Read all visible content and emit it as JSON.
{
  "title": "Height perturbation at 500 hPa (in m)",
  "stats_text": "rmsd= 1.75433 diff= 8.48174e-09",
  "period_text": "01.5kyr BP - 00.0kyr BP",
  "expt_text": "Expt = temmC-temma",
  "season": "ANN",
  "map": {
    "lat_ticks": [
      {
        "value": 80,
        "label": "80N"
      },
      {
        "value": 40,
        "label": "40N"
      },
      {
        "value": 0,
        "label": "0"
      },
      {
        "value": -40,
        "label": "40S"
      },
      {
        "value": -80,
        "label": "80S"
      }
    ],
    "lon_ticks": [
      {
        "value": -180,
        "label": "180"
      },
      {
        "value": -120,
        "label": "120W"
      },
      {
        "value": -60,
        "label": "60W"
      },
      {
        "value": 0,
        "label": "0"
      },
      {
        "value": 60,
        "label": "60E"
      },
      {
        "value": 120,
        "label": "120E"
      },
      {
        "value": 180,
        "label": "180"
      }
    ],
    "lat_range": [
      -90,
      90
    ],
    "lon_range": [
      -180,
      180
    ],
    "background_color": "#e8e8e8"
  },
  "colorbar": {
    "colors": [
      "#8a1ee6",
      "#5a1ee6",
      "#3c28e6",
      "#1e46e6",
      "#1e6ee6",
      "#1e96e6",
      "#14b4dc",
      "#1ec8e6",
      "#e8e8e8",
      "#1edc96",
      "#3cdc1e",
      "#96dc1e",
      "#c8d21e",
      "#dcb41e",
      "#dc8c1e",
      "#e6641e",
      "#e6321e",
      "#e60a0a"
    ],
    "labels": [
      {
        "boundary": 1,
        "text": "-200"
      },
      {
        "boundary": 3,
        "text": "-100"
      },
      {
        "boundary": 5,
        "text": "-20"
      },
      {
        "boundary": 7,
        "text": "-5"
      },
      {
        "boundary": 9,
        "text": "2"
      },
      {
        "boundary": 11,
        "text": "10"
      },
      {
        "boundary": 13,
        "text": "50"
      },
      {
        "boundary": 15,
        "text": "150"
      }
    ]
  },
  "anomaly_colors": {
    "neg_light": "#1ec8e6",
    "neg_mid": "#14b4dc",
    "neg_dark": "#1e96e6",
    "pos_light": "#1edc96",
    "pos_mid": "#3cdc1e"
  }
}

### [Task prompt]
Copy out every line of the data above, exactly as given.

### [Answer for this exercise]
Read all visible content and emit it as JSON.
{
  "title": "Height perturbation at 500 hPa (in m)",
  "stats_text": "rmsd= 1.75433 diff= 8.48174e-09",
  "period_text": "01.5kyr BP - 00.0kyr BP",
  "expt_text": "Expt = temmC-temma",
  "season": "ANN",
  "map": {
    "lat_ticks": [
      {
        "value": 80,
        "label": "80N"
      },
      {
        "value": 40,
        "label": "40N"
      },
      {
        "value": 0,
        "label": "0"
      },
      {
        "value": -40,
        "label": "40S"
      },
      {
        "value": -80,
        "label": "80S"
      }
    ],
    "lon_ticks": [
      {
        "value": -180,
        "label": "180"
      },
      {
        "value": -120,
        "label": "120W"
      },
      {
        "value": -60,
        "label": "60W"
      },
      {
        "value": 0,
        "label": "0"
      },
      {
        "value": 60,
        "label": "60E"
      },
      {
        "value": 120,
        "label": "120E"
      },
      {
        "value": 180,
        "label": "180"
      }
    ],
    "lat_range": [
      -90,
      90
    ],
    "lon_range": [
      -180,
      180
    ],
    "background_color": "#e8e8e8"
  },
  "colorbar": {
    "colors": [
      "#8a1ee6",
      "#5a1ee6",
      "#3c28e6",
      "#1e46e6",
      "#1e6ee6",
      "#1e96e6",
      "#14b4dc",
      "#1ec8e6",
      "#e8e8e8",
      "#1edc96",
      "#3cdc1e",
      "#96dc1e",
      "#c8d21e",
      "#dcb41e",
      "#dc8c1e",
      "#e6641e",
      "#e6321e",
      "#e60a0a"
    ],
    "labels": [
      {
        "boundary": 1,
        "text": "-200"
      },
      {
        "boundary": 3,
        "text": "-100"
      },
      {
        "boundary": 5,
        "text": "-20"
      },
      {
        "boundary": 7,
        "text": "-5"
      },
      {
        "boundary": 9,
        "text": "2"
      },
      {
        "boundary": 11,
        "text": "10"
      },
      {
        "boundary": 13,
        "text": "50"
      },
      {
        "boundary": 15,
        "text": "150"
      }
    ]
  },
  "anomaly_colors": {
    "neg_light": "#1ec8e6",
    "neg_mid": "#14b4dc",
    "neg_dark": "#1e96e6",
    "pos_light": "#1edc96",
    "pos_mid": "#3cdc1e"
  }
}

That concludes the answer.